* Start Input *

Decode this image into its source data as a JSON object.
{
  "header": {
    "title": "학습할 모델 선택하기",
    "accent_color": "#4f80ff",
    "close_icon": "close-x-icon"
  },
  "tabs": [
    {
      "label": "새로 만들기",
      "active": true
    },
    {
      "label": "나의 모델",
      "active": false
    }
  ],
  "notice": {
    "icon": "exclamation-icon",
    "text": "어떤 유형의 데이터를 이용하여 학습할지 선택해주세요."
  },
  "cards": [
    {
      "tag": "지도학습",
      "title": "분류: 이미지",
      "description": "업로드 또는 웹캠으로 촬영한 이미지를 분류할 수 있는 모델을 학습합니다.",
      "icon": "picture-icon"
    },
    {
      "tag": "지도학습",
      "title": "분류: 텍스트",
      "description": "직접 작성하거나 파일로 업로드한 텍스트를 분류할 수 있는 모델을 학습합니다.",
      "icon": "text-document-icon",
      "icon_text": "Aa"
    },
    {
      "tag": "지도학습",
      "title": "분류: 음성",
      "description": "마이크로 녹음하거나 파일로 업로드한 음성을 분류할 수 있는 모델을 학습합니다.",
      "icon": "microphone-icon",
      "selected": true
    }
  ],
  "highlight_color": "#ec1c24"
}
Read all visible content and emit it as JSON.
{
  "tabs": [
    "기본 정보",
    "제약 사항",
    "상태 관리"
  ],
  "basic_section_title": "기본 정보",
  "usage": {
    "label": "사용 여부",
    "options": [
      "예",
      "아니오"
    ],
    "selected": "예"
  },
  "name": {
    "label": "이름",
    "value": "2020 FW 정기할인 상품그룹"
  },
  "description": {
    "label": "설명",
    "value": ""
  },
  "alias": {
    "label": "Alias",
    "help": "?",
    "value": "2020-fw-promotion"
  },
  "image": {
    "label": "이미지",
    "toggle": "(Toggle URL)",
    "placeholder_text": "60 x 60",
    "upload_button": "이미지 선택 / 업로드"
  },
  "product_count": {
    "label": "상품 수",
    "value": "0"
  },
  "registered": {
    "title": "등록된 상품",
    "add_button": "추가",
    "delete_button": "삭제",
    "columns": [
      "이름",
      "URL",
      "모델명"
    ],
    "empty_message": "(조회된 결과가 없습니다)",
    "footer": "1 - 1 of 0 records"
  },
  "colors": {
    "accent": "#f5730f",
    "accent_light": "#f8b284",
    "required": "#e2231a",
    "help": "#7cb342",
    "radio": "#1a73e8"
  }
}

* End Input *

== Your goal ==
From the listing above, extract all records word for word.

== The output ==
Decode this image into its source data as a JSON object.
{
  "header": {
    "title": "학습할 모델 선택하기",
    "accent_color": "#4f80ff",
    "close_icon": "close-x-icon"
  },
  "tabs": [
    {
      "label": "새로 만들기",
      "active": true
    },
    {
      "label": "나의 모델",
      "active": false
    }
  ],
  "notice": {
    "icon": "exclamation-icon",
    "text": "어떤 유형의 데이터를 이용하여 학습할지 선택해주세요."
  },
  "cards": [
    {
      "tag": "지도학습",
      "title": "분류: 이미지",
      "description": "업로드 또는 웹캠으로 촬영한 이미지를 분류할 수 있는 모델을 학습합니다.",
      "icon": "picture-icon"
    },
    {
      "tag": "지도학습",
      "title": "분류: 텍스트",
      "description": "직접 작성하거나 파일로 업로드한 텍스트를 분류할 수 있는 모델을 학습합니다.",
      "icon": "text-document-icon",
      "icon_text": "Aa"
    },
    {
      "tag": "지도학습",
      "title": "분류: 음성",
      "description": "마이크로 녹음하거나 파일로 업로드한 음성을 분류할 수 있는 모델을 학습합니다.",
      "icon": "microphone-icon",
      "selected": true
    }
  ],
  "highlight_color": "#ec1c24"
}
Read all visible content and emit it as JSON.
{
  "tabs": [
    "기본 정보",
    "제약 사항",
    "상태 관리"
  ],
  "basic_section_title": "기본 정보",
  "usage": {
    "label": "사용 여부",
    "options": [
      "예",
      "아니오"
    ],
    "selected": "예"
  },
  "name": {
    "label": "이름",
    "value": "2020 FW 정기할인 상품그룹"
  },
  "description": {
    "label": "설명",
    "value": ""
  },
  "alias": {
    "label": "Alias",
    "help": "?",
    "value": "2020-fw-promotion"
  },
  "image": {
    "label": "이미지",
    "toggle": "(Toggle URL)",
    "placeholder_text": "60 x 60",
    "upload_button": "이미지 선택 / 업로드"
  },
  "product_count": {
    "label": "상품 수",
    "value": "0"
  },
  "registered": {
    "title": "등록된 상품",
    "add_button": "추가",
    "delete_button": "삭제",
    "columns": [
      "이름",
      "URL",
      "모델명"
    ],
    "empty_message": "(조회된 결과가 없습니다)",
    "footer": "1 - 1 of 0 records"
  },
  "colors": {
    "accent": "#f5730f",
    "accent_light": "#f8b284",
    "required": "#e2231a",
    "help": "#7cb342",
    "radio": "#1a73e8"
  }
}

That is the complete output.